STATED PROBLEM
Skip the images and return the records below exactly.

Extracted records
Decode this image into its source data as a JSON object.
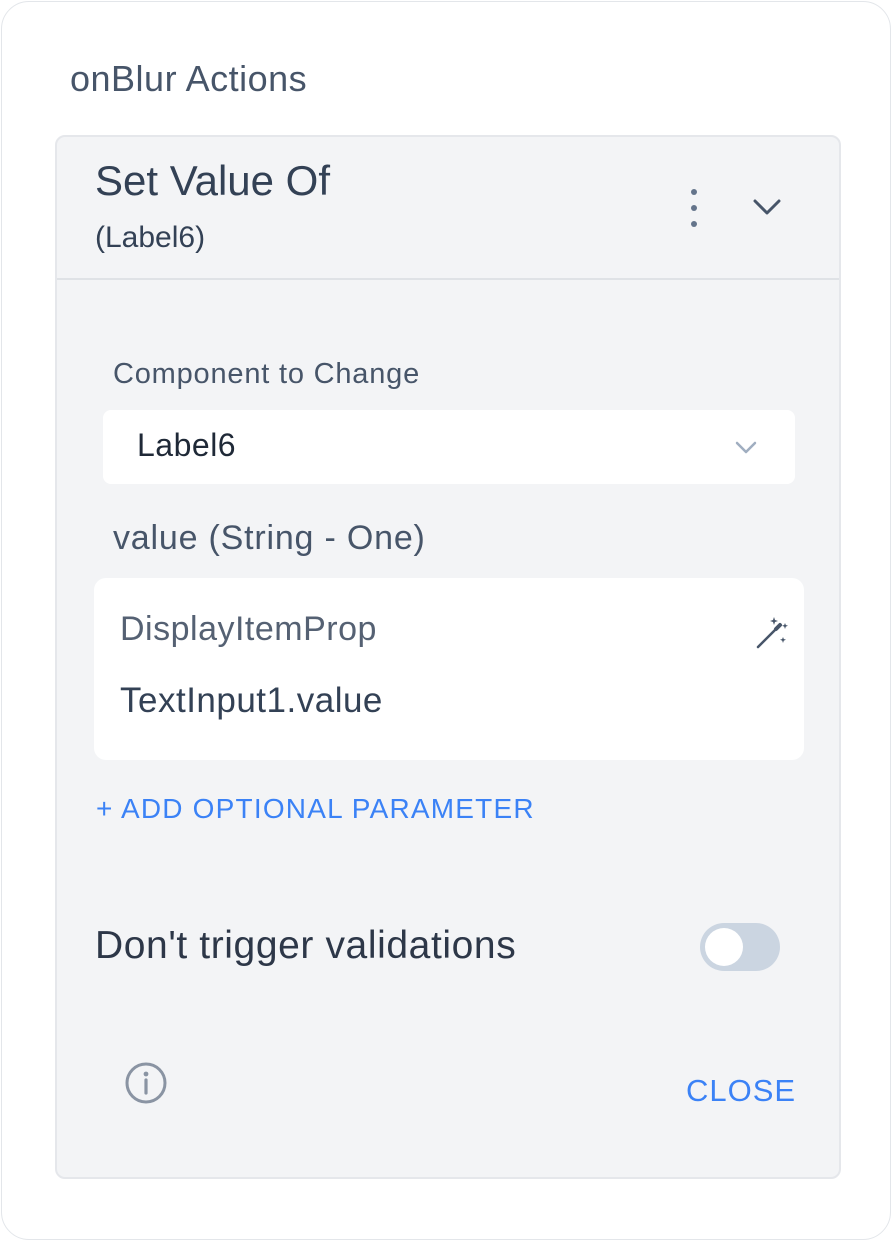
{
  "section": {
    "title": "onBlur Actions"
  },
  "action": {
    "title": "Set Value Of",
    "subtitle": "(Label6)"
  },
  "component_field": {
    "label": "Component to Change",
    "value": "Label6"
  },
  "value_field": {
    "label": "value (String - One)",
    "prop_name": "DisplayItemProp",
    "prop_value": "TextInput1.value"
  },
  "add_param": {
    "label": "+ ADD OPTIONAL PARAMETER"
  },
  "validations": {
    "label": "Don't trigger validations",
    "enabled": false
  },
  "footer": {
    "close_label": "CLOSE"
  },
  "colors": {
    "accent": "#3b82f6",
    "card_bg": "#f3f4f6",
    "toggle_off": "#cbd5e1"
  },
  "icons": [
    "more-vertical-icon",
    "chevron-down-icon",
    "magic-wand-icon",
    "info-icon"
  ]
}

RESPONSE
Decode this image into its source data as a JSON object.
{
  "section": {
    "title": "onBlur Actions"
  },
  "action": {
    "title": "Set Value Of",
    "subtitle": "(Label6)"
  },
  "component_field": {
    "label": "Component to Change",
    "value": "Label6"
  },
  "value_field": {
    "label": "value (String - One)",
    "prop_name": "DisplayItemProp",
    "prop_value": "TextInput1.value"
  },
  "add_param": {
    "label": "+ ADD OPTIONAL PARAMETER"
  },
  "validations": {
    "label": "Don't trigger validations",
    "enabled": false
  },
  "footer": {
    "close_label": "CLOSE"
  },
  "colors": {
    "accent": "#3b82f6",
    "card_bg": "#f3f4f6",
    "toggle_off": "#cbd5e1"
  },
  "icons": [
    "more-vertical-icon",
    "chevron-down-icon",
    "magic-wand-icon",
    "info-icon"
  ]
}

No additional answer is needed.